━━━━━ EXCERPTED RECORDS ━━━━━
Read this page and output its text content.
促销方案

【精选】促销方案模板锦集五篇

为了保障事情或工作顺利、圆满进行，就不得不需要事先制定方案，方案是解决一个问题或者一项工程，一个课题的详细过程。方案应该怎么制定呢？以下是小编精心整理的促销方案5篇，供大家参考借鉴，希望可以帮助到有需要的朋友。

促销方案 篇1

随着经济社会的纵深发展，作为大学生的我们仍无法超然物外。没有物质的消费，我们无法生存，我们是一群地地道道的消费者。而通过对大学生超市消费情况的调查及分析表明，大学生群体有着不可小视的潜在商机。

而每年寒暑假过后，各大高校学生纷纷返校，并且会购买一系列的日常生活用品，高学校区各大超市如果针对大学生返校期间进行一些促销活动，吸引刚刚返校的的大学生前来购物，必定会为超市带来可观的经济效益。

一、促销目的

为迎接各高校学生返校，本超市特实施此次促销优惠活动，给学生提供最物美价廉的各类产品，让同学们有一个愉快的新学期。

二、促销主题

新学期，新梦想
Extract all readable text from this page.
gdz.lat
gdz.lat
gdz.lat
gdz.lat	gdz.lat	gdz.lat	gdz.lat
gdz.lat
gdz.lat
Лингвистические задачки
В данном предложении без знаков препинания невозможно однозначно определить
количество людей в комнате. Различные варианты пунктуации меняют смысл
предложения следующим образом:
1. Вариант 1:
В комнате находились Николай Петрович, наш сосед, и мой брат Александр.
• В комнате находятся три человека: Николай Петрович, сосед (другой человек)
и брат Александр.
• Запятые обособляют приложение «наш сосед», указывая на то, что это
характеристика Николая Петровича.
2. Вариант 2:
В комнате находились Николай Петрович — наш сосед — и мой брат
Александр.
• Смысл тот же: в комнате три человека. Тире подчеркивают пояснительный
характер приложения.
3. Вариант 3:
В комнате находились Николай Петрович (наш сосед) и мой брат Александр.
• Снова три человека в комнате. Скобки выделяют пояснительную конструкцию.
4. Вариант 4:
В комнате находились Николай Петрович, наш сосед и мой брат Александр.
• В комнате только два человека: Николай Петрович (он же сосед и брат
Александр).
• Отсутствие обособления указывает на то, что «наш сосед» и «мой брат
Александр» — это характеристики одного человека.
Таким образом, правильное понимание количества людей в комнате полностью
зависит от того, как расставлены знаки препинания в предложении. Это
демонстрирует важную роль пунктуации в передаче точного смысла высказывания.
━━━━━
WRITTEN REQUEST: Set out every line from the material that contains the string "text".

WRITTEN ANSWER:
Read this page and output its text content.
Extract all readable text from this page.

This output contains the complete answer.